* begin ENTRIES SUPPLIED *
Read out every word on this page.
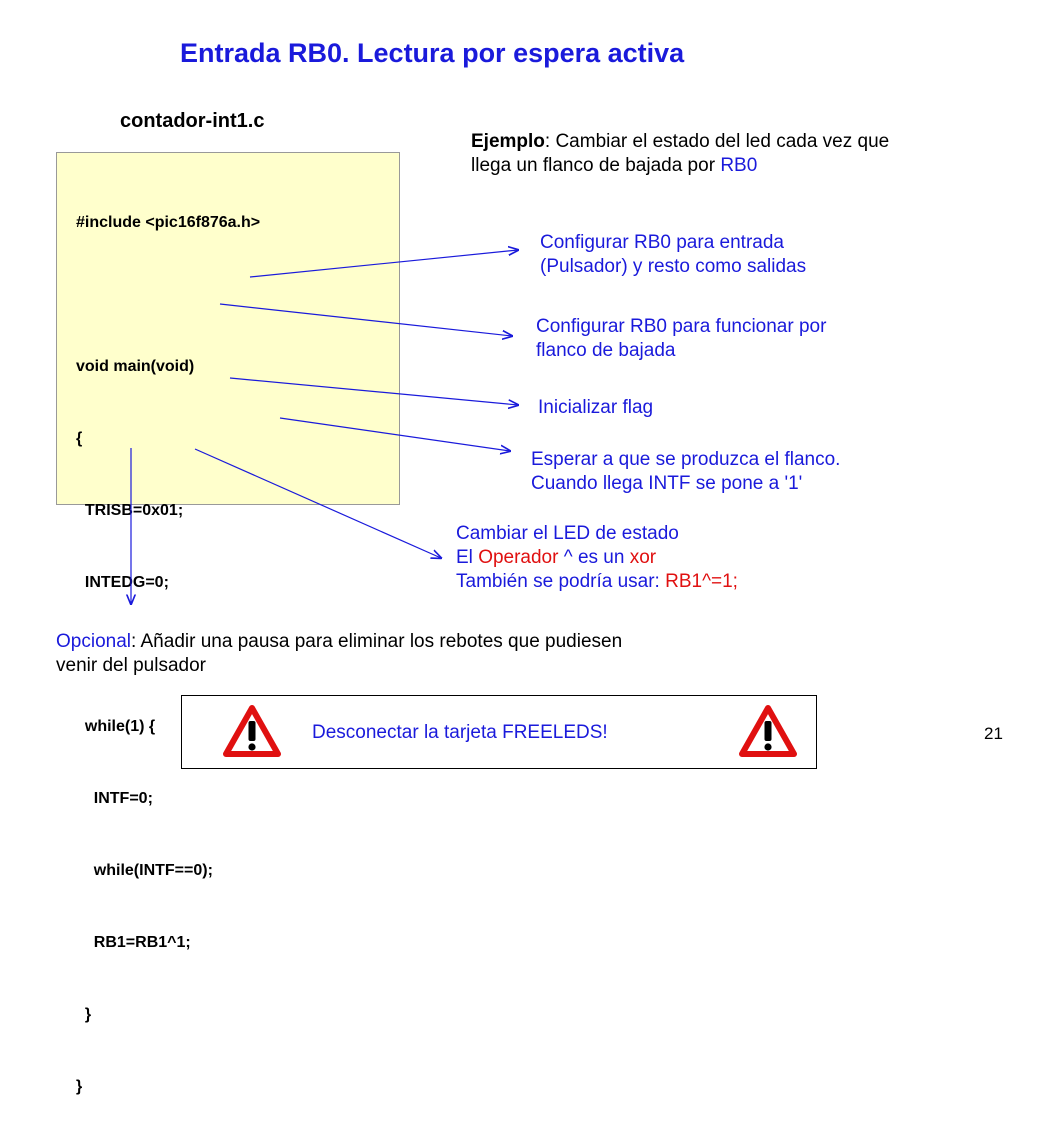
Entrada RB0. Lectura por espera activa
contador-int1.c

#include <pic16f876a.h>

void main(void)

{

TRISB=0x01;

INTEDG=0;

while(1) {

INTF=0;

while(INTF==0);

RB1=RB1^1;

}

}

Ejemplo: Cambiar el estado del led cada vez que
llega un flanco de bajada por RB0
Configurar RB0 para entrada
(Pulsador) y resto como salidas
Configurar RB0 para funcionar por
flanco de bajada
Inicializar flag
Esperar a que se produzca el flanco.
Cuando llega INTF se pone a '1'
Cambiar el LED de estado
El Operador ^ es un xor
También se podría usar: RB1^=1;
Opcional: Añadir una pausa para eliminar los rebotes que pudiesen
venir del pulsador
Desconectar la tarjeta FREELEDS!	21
* end ENTRIES SUPPLIED *
Omit the pictures and restate the rest of the records verbatim.

**RESULT BELOW:**
Read out every word on this page.
Entrada RB0. Lectura por espera activa
contador-int1.c

#include <pic16f876a.h>

void main(void)

{

TRISB=0x01;

INTEDG=0;

while(1) {

INTF=0;

while(INTF==0);

RB1=RB1^1;

}

}

Ejemplo: Cambiar el estado del led cada vez que
llega un flanco de bajada por RB0
Configurar RB0 para entrada
(Pulsador) y resto como salidas
Configurar RB0 para funcionar por
flanco de bajada
Inicializar flag
Esperar a que se produzca el flanco.
Cuando llega INTF se pone a '1'
Cambiar el LED de estado
El Operador ^ es un xor
También se podría usar: RB1^=1;
Opcional: Añadir una pausa para eliminar los rebotes que pudiesen
venir del pulsador
Desconectar la tarjeta FREELEDS!	21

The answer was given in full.